* Stated task:
Pull every line holding the string "image" from the records below.

────

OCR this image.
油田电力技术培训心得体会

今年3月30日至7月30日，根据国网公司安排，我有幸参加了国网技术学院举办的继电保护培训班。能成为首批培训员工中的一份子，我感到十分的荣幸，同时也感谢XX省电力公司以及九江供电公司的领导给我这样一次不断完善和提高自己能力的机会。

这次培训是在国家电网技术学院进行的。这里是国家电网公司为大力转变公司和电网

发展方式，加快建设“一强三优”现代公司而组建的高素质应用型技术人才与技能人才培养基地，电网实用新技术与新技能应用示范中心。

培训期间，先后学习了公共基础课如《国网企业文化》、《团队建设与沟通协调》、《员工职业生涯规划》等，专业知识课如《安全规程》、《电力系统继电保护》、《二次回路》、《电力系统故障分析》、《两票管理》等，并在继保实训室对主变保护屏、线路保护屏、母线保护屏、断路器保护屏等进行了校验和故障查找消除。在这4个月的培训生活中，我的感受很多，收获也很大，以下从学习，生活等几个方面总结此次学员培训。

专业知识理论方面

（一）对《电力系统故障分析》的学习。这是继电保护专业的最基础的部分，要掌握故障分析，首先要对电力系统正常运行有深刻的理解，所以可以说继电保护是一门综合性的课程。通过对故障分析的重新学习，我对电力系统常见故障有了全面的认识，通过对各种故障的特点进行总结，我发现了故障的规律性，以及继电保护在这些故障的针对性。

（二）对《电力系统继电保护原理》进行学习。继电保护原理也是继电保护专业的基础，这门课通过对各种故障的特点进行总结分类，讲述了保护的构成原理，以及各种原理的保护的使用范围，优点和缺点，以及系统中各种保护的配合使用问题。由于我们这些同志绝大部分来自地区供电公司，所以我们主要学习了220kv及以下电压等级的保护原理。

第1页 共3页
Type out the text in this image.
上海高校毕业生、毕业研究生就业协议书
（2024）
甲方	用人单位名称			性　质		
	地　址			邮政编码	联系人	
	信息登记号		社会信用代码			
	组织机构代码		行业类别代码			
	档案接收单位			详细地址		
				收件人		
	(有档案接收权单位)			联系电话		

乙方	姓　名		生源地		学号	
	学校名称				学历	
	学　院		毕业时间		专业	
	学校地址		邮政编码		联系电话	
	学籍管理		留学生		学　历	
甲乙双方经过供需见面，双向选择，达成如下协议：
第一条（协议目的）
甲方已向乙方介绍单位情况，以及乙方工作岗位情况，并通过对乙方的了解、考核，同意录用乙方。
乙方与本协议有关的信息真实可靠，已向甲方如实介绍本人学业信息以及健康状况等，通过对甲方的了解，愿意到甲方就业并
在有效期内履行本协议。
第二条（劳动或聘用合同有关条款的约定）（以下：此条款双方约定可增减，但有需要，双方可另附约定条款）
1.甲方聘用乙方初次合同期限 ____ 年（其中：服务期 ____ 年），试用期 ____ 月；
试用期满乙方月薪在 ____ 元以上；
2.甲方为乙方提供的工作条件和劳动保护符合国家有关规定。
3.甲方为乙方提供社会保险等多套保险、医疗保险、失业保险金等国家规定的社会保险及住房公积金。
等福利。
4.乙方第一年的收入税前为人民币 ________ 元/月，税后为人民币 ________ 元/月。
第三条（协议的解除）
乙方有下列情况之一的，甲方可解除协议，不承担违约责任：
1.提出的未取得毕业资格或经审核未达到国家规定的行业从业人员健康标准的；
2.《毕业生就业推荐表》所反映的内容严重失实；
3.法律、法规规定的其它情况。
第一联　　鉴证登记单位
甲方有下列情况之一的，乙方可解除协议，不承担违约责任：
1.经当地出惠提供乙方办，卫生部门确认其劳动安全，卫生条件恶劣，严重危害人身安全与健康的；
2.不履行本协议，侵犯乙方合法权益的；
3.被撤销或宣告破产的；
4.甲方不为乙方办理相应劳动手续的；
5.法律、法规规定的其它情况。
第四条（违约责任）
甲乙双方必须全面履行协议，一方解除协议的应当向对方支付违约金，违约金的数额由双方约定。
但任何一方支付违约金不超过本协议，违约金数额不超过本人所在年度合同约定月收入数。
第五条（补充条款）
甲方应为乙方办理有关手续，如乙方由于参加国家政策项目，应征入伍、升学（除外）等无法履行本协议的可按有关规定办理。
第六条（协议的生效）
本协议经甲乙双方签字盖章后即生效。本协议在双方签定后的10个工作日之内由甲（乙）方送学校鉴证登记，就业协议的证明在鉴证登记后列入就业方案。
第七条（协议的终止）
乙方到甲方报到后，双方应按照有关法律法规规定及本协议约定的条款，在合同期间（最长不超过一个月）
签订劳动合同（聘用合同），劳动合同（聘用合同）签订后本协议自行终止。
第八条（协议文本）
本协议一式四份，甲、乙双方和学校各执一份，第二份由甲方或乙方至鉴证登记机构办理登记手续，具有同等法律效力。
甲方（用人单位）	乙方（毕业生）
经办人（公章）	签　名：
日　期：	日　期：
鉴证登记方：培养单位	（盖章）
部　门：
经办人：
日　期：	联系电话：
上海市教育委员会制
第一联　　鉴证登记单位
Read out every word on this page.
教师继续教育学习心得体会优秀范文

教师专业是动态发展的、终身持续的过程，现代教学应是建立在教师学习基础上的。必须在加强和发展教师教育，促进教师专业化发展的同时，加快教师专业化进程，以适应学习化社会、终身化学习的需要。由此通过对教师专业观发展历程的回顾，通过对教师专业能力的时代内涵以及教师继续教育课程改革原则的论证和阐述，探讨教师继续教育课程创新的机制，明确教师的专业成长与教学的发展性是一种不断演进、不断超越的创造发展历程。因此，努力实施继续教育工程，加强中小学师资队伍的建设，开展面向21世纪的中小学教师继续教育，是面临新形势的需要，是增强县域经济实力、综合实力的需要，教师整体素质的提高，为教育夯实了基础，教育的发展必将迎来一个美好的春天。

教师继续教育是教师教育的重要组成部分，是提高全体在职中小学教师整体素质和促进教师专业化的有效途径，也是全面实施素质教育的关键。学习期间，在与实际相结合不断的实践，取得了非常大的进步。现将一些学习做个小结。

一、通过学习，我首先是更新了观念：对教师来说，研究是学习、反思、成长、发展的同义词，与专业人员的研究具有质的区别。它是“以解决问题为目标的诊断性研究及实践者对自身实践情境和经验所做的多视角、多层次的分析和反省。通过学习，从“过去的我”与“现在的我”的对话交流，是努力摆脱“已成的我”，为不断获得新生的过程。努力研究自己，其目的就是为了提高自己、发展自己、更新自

────

* Finished exercise:
OCR this image.
Type out the text in this image.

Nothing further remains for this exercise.